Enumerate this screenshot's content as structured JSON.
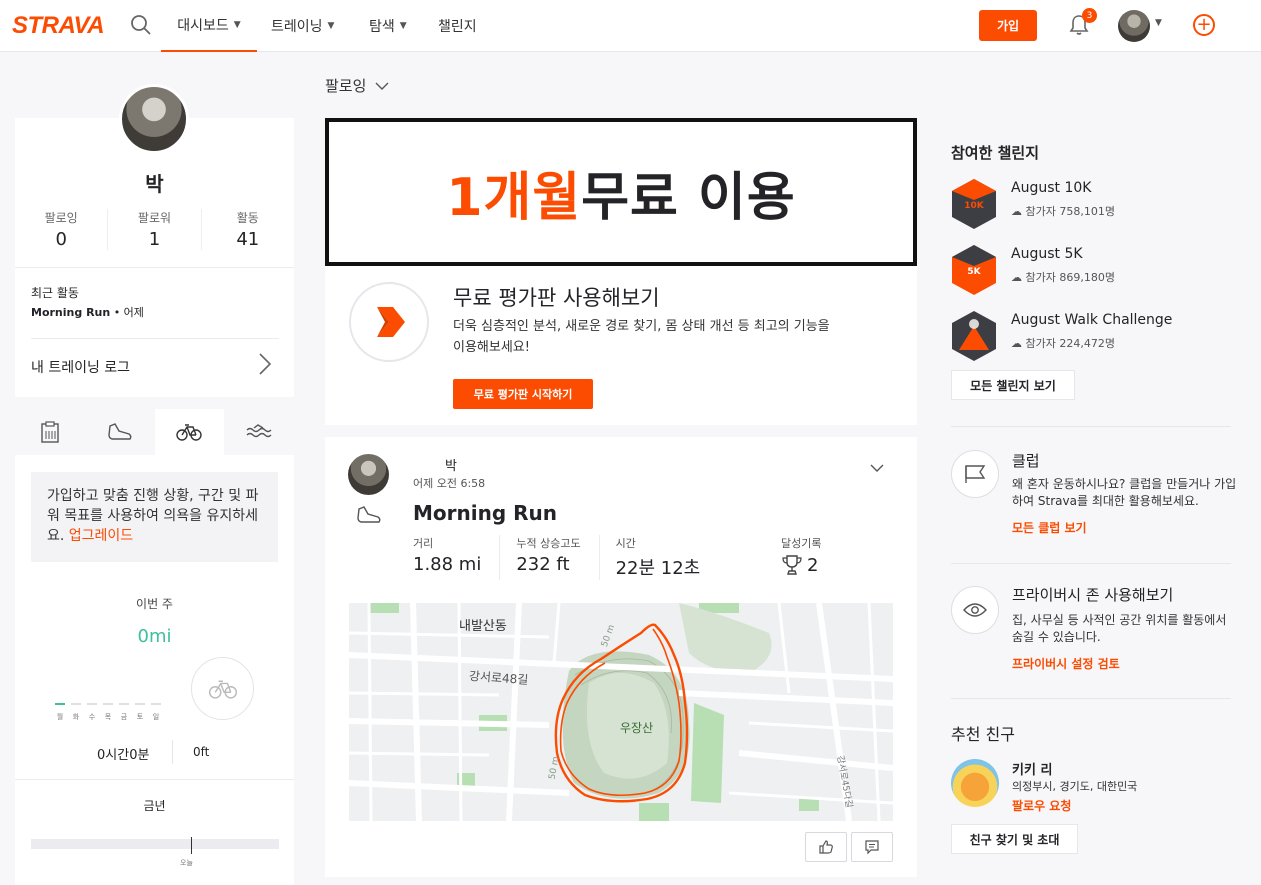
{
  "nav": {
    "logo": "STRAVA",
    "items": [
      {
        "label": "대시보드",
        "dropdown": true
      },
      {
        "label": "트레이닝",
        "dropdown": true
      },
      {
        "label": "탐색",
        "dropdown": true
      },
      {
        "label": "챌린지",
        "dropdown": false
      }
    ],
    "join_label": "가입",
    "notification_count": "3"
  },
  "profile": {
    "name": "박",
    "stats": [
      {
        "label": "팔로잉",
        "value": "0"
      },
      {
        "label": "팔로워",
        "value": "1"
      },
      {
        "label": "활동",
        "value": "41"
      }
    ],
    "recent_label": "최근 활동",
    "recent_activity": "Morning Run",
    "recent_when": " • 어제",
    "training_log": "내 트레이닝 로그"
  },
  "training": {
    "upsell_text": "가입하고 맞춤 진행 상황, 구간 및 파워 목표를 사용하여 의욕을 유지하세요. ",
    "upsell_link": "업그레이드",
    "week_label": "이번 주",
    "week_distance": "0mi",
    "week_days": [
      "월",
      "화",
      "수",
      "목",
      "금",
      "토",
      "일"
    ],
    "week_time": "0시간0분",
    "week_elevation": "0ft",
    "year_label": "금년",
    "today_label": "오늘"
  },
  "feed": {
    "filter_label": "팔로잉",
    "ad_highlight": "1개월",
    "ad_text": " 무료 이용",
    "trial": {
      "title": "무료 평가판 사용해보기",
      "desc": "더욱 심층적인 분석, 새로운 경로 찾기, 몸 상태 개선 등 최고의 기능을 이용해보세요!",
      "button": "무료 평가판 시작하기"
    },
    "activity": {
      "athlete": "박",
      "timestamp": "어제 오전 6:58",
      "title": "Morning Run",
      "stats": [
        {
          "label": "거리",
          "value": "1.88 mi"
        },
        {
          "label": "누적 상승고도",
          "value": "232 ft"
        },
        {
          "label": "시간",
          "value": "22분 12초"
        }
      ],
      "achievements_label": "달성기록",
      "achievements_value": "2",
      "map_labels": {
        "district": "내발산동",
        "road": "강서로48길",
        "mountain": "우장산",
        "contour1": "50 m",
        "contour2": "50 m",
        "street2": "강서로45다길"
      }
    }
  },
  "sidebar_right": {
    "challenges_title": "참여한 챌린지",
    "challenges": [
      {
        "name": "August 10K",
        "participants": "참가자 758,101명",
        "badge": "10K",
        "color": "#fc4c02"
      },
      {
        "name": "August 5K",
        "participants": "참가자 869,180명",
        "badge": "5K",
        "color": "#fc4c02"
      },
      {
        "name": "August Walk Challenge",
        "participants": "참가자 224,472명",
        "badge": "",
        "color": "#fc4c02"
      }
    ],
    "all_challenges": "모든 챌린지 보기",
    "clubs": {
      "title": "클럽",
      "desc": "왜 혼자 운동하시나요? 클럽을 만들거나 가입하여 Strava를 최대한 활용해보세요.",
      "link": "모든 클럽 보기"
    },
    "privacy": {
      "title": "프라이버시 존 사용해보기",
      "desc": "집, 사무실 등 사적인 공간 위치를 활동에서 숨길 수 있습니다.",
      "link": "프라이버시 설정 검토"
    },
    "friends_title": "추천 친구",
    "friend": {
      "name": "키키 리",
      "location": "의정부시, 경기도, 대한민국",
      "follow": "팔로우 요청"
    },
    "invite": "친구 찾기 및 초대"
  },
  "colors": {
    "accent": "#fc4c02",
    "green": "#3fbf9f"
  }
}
====
▸ **What is being asked**
Give the entries again word for word, but skip the pictures.

▸ **Answer to this task**
Enumerate this screenshot's content as structured JSON.
{
  "nav": {
    "logo": "STRAVA",
    "items": [
      {
        "label": "대시보드",
        "dropdown": true
      },
      {
        "label": "트레이닝",
        "dropdown": true
      },
      {
        "label": "탐색",
        "dropdown": true
      },
      {
        "label": "챌린지",
        "dropdown": false
      }
    ],
    "join_label": "가입",
    "notification_count": "3"
  },
  "profile": {
    "name": "박",
    "stats": [
      {
        "label": "팔로잉",
        "value": "0"
      },
      {
        "label": "팔로워",
        "value": "1"
      },
      {
        "label": "활동",
        "value": "41"
      }
    ],
    "recent_label": "최근 활동",
    "recent_activity": "Morning Run",
    "recent_when": " • 어제",
    "training_log": "내 트레이닝 로그"
  },
  "training": {
    "upsell_text": "가입하고 맞춤 진행 상황, 구간 및 파워 목표를 사용하여 의욕을 유지하세요. ",
    "upsell_link": "업그레이드",
    "week_label": "이번 주",
    "week_distance": "0mi",
    "week_days": [
      "월",
      "화",
      "수",
      "목",
      "금",
      "토",
      "일"
    ],
    "week_time": "0시간0분",
    "week_elevation": "0ft",
    "year_label": "금년",
    "today_label": "오늘"
  },
  "feed": {
    "filter_label": "팔로잉",
    "ad_highlight": "1개월",
    "ad_text": " 무료 이용",
    "trial": {
      "title": "무료 평가판 사용해보기",
      "desc": "더욱 심층적인 분석, 새로운 경로 찾기, 몸 상태 개선 등 최고의 기능을 이용해보세요!",
      "button": "무료 평가판 시작하기"
    },
    "activity": {
      "athlete": "박",
      "timestamp": "어제 오전 6:58",
      "title": "Morning Run",
      "stats": [
        {
          "label": "거리",
          "value": "1.88 mi"
        },
        {
          "label": "누적 상승고도",
          "value": "232 ft"
        },
        {
          "label": "시간",
          "value": "22분 12초"
        }
      ],
      "achievements_label": "달성기록",
      "achievements_value": "2",
      "map_labels": {
        "district": "내발산동",
        "road": "강서로48길",
        "mountain": "우장산",
        "contour1": "50 m",
        "contour2": "50 m",
        "street2": "강서로45다길"
      }
    }
  },
  "sidebar_right": {
    "challenges_title": "참여한 챌린지",
    "challenges": [
      {
        "name": "August 10K",
        "participants": "참가자 758,101명",
        "badge": "10K",
        "color": "#fc4c02"
      },
      {
        "name": "August 5K",
        "participants": "참가자 869,180명",
        "badge": "5K",
        "color": "#fc4c02"
      },
      {
        "name": "August Walk Challenge",
        "participants": "참가자 224,472명",
        "badge": "",
        "color": "#fc4c02"
      }
    ],
    "all_challenges": "모든 챌린지 보기",
    "clubs": {
      "title": "클럽",
      "desc": "왜 혼자 운동하시나요? 클럽을 만들거나 가입하여 Strava를 최대한 활용해보세요.",
      "link": "모든 클럽 보기"
    },
    "privacy": {
      "title": "프라이버시 존 사용해보기",
      "desc": "집, 사무실 등 사적인 공간 위치를 활동에서 숨길 수 있습니다.",
      "link": "프라이버시 설정 검토"
    },
    "friends_title": "추천 친구",
    "friend": {
      "name": "키키 리",
      "location": "의정부시, 경기도, 대한민국",
      "follow": "팔로우 요청"
    },
    "invite": "친구 찾기 및 초대"
  },
  "colors": {
    "accent": "#fc4c02",
    "green": "#3fbf9f"
  }
}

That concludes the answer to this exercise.